**RECORDED DATA**
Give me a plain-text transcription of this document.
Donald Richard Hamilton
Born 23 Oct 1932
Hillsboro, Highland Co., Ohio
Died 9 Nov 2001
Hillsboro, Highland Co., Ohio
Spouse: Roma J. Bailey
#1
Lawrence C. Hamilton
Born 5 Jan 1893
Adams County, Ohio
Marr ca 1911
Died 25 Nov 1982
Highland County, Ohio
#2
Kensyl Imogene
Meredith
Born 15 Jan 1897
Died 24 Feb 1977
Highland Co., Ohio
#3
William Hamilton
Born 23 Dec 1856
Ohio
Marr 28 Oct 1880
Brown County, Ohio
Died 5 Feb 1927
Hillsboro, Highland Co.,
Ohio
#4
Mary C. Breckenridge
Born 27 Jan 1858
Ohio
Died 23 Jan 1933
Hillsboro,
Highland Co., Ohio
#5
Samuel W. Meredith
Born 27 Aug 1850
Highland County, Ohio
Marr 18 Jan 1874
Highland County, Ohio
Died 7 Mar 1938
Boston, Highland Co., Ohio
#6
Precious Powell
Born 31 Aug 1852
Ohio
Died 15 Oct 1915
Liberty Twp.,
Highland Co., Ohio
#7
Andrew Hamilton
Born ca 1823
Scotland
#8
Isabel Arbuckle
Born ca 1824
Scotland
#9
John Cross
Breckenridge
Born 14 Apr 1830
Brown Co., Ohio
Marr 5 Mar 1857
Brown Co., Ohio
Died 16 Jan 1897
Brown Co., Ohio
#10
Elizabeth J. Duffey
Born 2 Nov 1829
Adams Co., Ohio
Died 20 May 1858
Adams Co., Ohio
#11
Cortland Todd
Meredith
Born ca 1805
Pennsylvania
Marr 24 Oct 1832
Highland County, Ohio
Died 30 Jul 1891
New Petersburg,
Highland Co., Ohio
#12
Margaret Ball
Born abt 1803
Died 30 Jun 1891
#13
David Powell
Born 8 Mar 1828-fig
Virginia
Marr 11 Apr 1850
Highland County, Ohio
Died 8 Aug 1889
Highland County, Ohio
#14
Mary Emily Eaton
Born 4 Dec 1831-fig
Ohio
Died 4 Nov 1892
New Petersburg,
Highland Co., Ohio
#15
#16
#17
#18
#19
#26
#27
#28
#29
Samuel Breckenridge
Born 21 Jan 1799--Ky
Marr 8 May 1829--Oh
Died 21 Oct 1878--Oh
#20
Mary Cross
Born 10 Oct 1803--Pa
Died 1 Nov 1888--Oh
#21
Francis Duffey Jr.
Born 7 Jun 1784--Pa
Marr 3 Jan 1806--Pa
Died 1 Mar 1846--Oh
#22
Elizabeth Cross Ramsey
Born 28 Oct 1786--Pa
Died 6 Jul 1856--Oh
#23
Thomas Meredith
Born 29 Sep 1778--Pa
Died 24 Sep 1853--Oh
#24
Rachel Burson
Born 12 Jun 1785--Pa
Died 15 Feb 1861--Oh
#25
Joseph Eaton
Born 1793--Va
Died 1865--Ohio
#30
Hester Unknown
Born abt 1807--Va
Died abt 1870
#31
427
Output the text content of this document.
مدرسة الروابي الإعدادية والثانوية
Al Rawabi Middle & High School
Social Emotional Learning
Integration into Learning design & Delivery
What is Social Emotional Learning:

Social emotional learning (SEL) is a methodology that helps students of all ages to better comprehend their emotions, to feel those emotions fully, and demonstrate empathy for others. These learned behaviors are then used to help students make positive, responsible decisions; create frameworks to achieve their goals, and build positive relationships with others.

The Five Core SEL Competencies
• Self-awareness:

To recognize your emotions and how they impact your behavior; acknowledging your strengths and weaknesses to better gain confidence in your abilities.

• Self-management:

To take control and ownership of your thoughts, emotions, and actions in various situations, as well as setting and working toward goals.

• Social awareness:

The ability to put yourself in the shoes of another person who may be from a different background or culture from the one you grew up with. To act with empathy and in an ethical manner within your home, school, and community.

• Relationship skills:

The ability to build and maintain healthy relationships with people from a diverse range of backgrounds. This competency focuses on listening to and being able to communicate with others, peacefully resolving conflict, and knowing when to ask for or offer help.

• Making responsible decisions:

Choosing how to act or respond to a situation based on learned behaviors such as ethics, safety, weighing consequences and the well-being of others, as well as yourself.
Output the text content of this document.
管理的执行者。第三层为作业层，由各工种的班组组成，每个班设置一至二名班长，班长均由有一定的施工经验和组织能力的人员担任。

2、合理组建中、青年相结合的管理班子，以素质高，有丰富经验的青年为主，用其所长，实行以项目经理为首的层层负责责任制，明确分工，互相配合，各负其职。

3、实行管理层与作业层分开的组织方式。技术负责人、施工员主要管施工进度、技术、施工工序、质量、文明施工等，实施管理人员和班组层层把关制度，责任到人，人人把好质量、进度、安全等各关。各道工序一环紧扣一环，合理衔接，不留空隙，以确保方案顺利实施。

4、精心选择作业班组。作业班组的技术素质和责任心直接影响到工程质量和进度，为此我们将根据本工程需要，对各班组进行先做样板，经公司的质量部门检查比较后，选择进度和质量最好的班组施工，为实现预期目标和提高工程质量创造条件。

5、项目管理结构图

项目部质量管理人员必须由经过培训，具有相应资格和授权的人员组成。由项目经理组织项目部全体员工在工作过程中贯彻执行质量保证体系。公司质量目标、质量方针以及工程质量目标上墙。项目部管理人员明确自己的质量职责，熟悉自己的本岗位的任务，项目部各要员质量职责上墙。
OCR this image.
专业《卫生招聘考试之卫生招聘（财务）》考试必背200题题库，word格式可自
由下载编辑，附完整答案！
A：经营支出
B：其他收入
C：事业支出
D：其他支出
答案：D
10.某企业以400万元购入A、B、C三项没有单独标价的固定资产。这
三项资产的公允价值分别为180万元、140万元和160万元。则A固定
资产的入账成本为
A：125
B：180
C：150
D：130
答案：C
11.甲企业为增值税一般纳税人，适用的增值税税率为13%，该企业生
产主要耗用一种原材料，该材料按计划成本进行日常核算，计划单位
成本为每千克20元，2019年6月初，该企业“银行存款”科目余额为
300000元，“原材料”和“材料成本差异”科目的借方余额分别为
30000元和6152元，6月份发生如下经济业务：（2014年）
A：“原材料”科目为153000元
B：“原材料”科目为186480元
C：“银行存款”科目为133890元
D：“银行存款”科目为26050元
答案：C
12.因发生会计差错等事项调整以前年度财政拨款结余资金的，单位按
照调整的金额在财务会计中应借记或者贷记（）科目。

**WHAT THE TASK ASKS**
Copy every line of the records word for word.

**OUTPUT OF THE TASK**
Give me a plain-text transcription of this document.
Donald Richard Hamilton
Born 23 Oct 1932
Hillsboro, Highland Co., Ohio
Died 9 Nov 2001
Hillsboro, Highland Co., Ohio
Spouse: Roma J. Bailey
#1
Lawrence C. Hamilton
Born 5 Jan 1893
Adams County, Ohio
Marr ca 1911
Died 25 Nov 1982
Highland County, Ohio
#2
Kensyl Imogene
Meredith
Born 15 Jan 1897
Died 24 Feb 1977
Highland Co., Ohio
#3
William Hamilton
Born 23 Dec 1856
Ohio
Marr 28 Oct 1880
Brown County, Ohio
Died 5 Feb 1927
Hillsboro, Highland Co.,
Ohio
#4
Mary C. Breckenridge
Born 27 Jan 1858
Ohio
Died 23 Jan 1933
Hillsboro,
Highland Co., Ohio
#5
Samuel W. Meredith
Born 27 Aug 1850
Highland County, Ohio
Marr 18 Jan 1874
Highland County, Ohio
Died 7 Mar 1938
Boston, Highland Co., Ohio
#6
Precious Powell
Born 31 Aug 1852
Ohio
Died 15 Oct 1915
Liberty Twp.,
Highland Co., Ohio
#7
Andrew Hamilton
Born ca 1823
Scotland
#8
Isabel Arbuckle
Born ca 1824
Scotland
#9
John Cross
Breckenridge
Born 14 Apr 1830
Brown Co., Ohio
Marr 5 Mar 1857
Brown Co., Ohio
Died 16 Jan 1897
Brown Co., Ohio
#10
Elizabeth J. Duffey
Born 2 Nov 1829
Adams Co., Ohio
Died 20 May 1858
Adams Co., Ohio
#11
Cortland Todd
Meredith
Born ca 1805
Pennsylvania
Marr 24 Oct 1832
Highland County, Ohio
Died 30 Jul 1891
New Petersburg,
Highland Co., Ohio
#12
Margaret Ball
Born abt 1803
Died 30 Jun 1891
#13
David Powell
Born 8 Mar 1828-fig
Virginia
Marr 11 Apr 1850
Highland County, Ohio
Died 8 Aug 1889
Highland County, Ohio
#14
Mary Emily Eaton
Born 4 Dec 1831-fig
Ohio
Died 4 Nov 1892
New Petersburg,
Highland Co., Ohio
#15
#16
#17
#18
#19
#26
#27
#28
#29
Samuel Breckenridge
Born 21 Jan 1799--Ky
Marr 8 May 1829--Oh
Died 21 Oct 1878--Oh
#20
Mary Cross
Born 10 Oct 1803--Pa
Died 1 Nov 1888--Oh
#21
Francis Duffey Jr.
Born 7 Jun 1784--Pa
Marr 3 Jan 1806--Pa
Died 1 Mar 1846--Oh
#22
Elizabeth Cross Ramsey
Born 28 Oct 1786--Pa
Died 6 Jul 1856--Oh
#23
Thomas Meredith
Born 29 Sep 1778--Pa
Died 24 Sep 1853--Oh
#24
Rachel Burson
Born 12 Jun 1785--Pa
Died 15 Feb 1861--Oh
#25
Joseph Eaton
Born 1793--Va
Died 1865--Ohio
#30
Hester Unknown
Born abt 1807--Va
Died abt 1870
#31
427
Output the text content of this document.
مدرسة الروابي الإعدادية والثانوية
Al Rawabi Middle & High School
Social Emotional Learning
Integration into Learning design & Delivery
What is Social Emotional Learning:

Social emotional learning (SEL) is a methodology that helps students of all ages to better comprehend their emotions, to feel those emotions fully, and demonstrate empathy for others. These learned behaviors are then used to help students make positive, responsible decisions; create frameworks to achieve their goals, and build positive relationships with others.

The Five Core SEL Competencies
• Self-awareness:

To recognize your emotions and how they impact your behavior; acknowledging your strengths and weaknesses to better gain confidence in your abilities.

• Self-management:

To take control and ownership of your thoughts, emotions, and actions in various situations, as well as setting and working toward goals.

• Social awareness:

The ability to put yourself in the shoes of another person who may be from a different background or culture from the one you grew up with. To act with empathy and in an ethical manner within your home, school, and community.

• Relationship skills:

The ability to build and maintain healthy relationships with people from a diverse range of backgrounds. This competency focuses on listening to and being able to communicate with others, peacefully resolving conflict, and knowing when to ask for or offer help.

• Making responsible decisions:

Choosing how to act or respond to a situation based on learned behaviors such as ethics, safety, weighing consequences and the well-being of others, as well as yourself.
Output the text content of this document.
管理的执行者。第三层为作业层，由各工种的班组组成，每个班设置一至二名班长，班长均由有一定的施工经验和组织能力的人员担任。

2、合理组建中、青年相结合的管理班子，以素质高，有丰富经验的青年为主，用其所长，实行以项目经理为首的层层负责责任制，明确分工，互相配合，各负其职。

3、实行管理层与作业层分开的组织方式。技术负责人、施工员主要管施工进度、技术、施工工序、质量、文明施工等，实施管理人员和班组层层把关制度，责任到人，人人把好质量、进度、安全等各关。各道工序一环紧扣一环，合理衔接，不留空隙，以确保方案顺利实施。

4、精心选择作业班组。作业班组的技术素质和责任心直接影响到工程质量和进度，为此我们将根据本工程需要，对各班组进行先做样板，经公司的质量部门检查比较后，选择进度和质量最好的班组施工，为实现预期目标和提高工程质量创造条件。

5、项目管理结构图

项目部质量管理人员必须由经过培训，具有相应资格和授权的人员组成。由项目经理组织项目部全体员工在工作过程中贯彻执行质量保证体系。公司质量目标、质量方针以及工程质量目标上墙。项目部管理人员明确自己的质量职责，熟悉自己的本岗位的任务，项目部各要员质量职责上墙。
OCR this image.
专业《卫生招聘考试之卫生招聘（财务）》考试必背200题题库，word格式可自
由下载编辑，附完整答案！
A：经营支出
B：其他收入
C：事业支出
D：其他支出
答案：D
10.某企业以400万元购入A、B、C三项没有单独标价的固定资产。这
三项资产的公允价值分别为180万元、140万元和160万元。则A固定
资产的入账成本为
A：125
B：180
C：150
D：130
答案：C
11.甲企业为增值税一般纳税人，适用的增值税税率为13%，该企业生
产主要耗用一种原材料，该材料按计划成本进行日常核算，计划单位
成本为每千克20元，2019年6月初，该企业“银行存款”科目余额为
300000元，“原材料”和“材料成本差异”科目的借方余额分别为
30000元和6152元，6月份发生如下经济业务：（2014年）
A：“原材料”科目为153000元
B：“原材料”科目为186480元
C：“银行存款”科目为133890元
D：“银行存款”科目为26050元
答案：C
12.因发生会计差错等事项调整以前年度财政拨款结余资金的，单位按
照调整的金额在财务会计中应借记或者贷记（）科目。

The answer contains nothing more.